(Dataset records)
——
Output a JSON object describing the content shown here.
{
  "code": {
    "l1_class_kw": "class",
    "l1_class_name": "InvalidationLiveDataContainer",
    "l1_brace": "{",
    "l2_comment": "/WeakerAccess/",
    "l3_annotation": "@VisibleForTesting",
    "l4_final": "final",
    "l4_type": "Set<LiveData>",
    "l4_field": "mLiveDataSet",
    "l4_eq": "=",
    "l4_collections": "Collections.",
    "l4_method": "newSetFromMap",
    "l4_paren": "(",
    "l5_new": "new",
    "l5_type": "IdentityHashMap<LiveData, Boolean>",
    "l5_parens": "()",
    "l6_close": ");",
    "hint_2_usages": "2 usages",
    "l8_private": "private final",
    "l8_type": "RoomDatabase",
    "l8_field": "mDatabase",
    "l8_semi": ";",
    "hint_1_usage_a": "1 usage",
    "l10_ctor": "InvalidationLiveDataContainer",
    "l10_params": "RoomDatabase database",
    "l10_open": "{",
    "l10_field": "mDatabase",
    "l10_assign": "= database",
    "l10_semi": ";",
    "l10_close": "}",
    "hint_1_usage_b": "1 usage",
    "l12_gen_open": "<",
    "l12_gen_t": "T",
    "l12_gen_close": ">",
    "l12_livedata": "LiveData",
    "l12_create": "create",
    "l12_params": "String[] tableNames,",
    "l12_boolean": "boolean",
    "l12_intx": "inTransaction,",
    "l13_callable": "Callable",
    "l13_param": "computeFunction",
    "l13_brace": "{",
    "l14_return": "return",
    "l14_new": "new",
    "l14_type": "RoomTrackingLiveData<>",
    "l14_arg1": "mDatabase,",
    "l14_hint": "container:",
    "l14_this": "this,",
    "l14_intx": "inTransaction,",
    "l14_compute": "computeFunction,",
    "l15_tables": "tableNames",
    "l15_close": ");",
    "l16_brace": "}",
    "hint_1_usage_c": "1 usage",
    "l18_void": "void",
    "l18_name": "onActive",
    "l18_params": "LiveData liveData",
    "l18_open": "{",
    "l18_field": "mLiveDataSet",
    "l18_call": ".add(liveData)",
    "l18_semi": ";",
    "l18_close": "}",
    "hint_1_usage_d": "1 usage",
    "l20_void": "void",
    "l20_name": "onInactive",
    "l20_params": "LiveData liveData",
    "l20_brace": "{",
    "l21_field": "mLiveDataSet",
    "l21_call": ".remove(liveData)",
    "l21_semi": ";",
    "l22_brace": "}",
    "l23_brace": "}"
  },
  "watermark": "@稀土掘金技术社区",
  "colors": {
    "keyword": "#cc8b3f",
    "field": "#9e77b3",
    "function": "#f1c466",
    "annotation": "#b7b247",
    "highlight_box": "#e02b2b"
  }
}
——
### WORK TO DO
Set down all of the records shown above once more, exactly.

### ANSWER IN FULL
Output a JSON object describing the content shown here.
{
  "code": {
    "l1_class_kw": "class",
    "l1_class_name": "InvalidationLiveDataContainer",
    "l1_brace": "{",
    "l2_comment": "/WeakerAccess/",
    "l3_annotation": "@VisibleForTesting",
    "l4_final": "final",
    "l4_type": "Set<LiveData>",
    "l4_field": "mLiveDataSet",
    "l4_eq": "=",
    "l4_collections": "Collections.",
    "l4_method": "newSetFromMap",
    "l4_paren": "(",
    "l5_new": "new",
    "l5_type": "IdentityHashMap<LiveData, Boolean>",
    "l5_parens": "()",
    "l6_close": ");",
    "hint_2_usages": "2 usages",
    "l8_private": "private final",
    "l8_type": "RoomDatabase",
    "l8_field": "mDatabase",
    "l8_semi": ";",
    "hint_1_usage_a": "1 usage",
    "l10_ctor": "InvalidationLiveDataContainer",
    "l10_params": "RoomDatabase database",
    "l10_open": "{",
    "l10_field": "mDatabase",
    "l10_assign": "= database",
    "l10_semi": ";",
    "l10_close": "}",
    "hint_1_usage_b": "1 usage",
    "l12_gen_open": "<",
    "l12_gen_t": "T",
    "l12_gen_close": ">",
    "l12_livedata": "LiveData",
    "l12_create": "create",
    "l12_params": "String[] tableNames,",
    "l12_boolean": "boolean",
    "l12_intx": "inTransaction,",
    "l13_callable": "Callable",
    "l13_param": "computeFunction",
    "l13_brace": "{",
    "l14_return": "return",
    "l14_new": "new",
    "l14_type": "RoomTrackingLiveData<>",
    "l14_arg1": "mDatabase,",
    "l14_hint": "container:",
    "l14_this": "this,",
    "l14_intx": "inTransaction,",
    "l14_compute": "computeFunction,",
    "l15_tables": "tableNames",
    "l15_close": ");",
    "l16_brace": "}",
    "hint_1_usage_c": "1 usage",
    "l18_void": "void",
    "l18_name": "onActive",
    "l18_params": "LiveData liveData",
    "l18_open": "{",
    "l18_field": "mLiveDataSet",
    "l18_call": ".add(liveData)",
    "l18_semi": ";",
    "l18_close": "}",
    "hint_1_usage_d": "1 usage",
    "l20_void": "void",
    "l20_name": "onInactive",
    "l20_params": "LiveData liveData",
    "l20_brace": "{",
    "l21_field": "mLiveDataSet",
    "l21_call": ".remove(liveData)",
    "l21_semi": ";",
    "l22_brace": "}",
    "l23_brace": "}"
  },
  "watermark": "@稀土掘金技术社区",
  "colors": {
    "keyword": "#cc8b3f",
    "field": "#9e77b3",
    "function": "#f1c466",
    "annotation": "#b7b247",
    "highlight_box": "#e02b2b"
  }
}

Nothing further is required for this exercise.